### What the exercise asks
Render every entry verbatim.

[Collection entries]
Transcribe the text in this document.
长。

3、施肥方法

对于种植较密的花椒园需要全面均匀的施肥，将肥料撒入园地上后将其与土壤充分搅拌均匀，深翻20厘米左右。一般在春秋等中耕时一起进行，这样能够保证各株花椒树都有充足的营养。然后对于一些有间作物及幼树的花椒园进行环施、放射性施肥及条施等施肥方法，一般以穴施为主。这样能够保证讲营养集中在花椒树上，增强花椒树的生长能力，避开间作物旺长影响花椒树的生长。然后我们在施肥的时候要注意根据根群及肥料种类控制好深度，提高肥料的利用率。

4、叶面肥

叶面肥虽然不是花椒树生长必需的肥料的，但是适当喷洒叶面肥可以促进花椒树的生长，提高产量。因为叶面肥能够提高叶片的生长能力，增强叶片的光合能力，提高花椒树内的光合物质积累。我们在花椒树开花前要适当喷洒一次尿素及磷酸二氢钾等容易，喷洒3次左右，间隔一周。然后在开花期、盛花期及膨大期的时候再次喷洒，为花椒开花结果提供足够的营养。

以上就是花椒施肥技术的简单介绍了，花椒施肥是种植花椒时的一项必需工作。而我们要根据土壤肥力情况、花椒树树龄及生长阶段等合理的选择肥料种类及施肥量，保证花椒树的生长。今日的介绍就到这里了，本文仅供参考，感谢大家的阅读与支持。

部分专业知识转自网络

### The solution
Transcribe the text in this document.
长。

3、施肥方法

对于种植较密的花椒园需要全面均匀的施肥，将肥料撒入园地上后将其与土壤充分搅拌均匀，深翻20厘米左右。一般在春秋等中耕时一起进行，这样能够保证各株花椒树都有充足的营养。然后对于一些有间作物及幼树的花椒园进行环施、放射性施肥及条施等施肥方法，一般以穴施为主。这样能够保证讲营养集中在花椒树上，增强花椒树的生长能力，避开间作物旺长影响花椒树的生长。然后我们在施肥的时候要注意根据根群及肥料种类控制好深度，提高肥料的利用率。

4、叶面肥

叶面肥虽然不是花椒树生长必需的肥料的，但是适当喷洒叶面肥可以促进花椒树的生长，提高产量。因为叶面肥能够提高叶片的生长能力，增强叶片的光合能力，提高花椒树内的光合物质积累。我们在花椒树开花前要适当喷洒一次尿素及磷酸二氢钾等容易，喷洒3次左右，间隔一周。然后在开花期、盛花期及膨大期的时候再次喷洒，为花椒开花结果提供足够的营养。

以上就是花椒施肥技术的简单介绍了，花椒施肥是种植花椒时的一项必需工作。而我们要根据土壤肥力情况、花椒树树龄及生长阶段等合理的选择肥料种类及施肥量，保证花椒树的生长。今日的介绍就到这里了，本文仅供参考，感谢大家的阅读与支持。

部分专业知识转自网络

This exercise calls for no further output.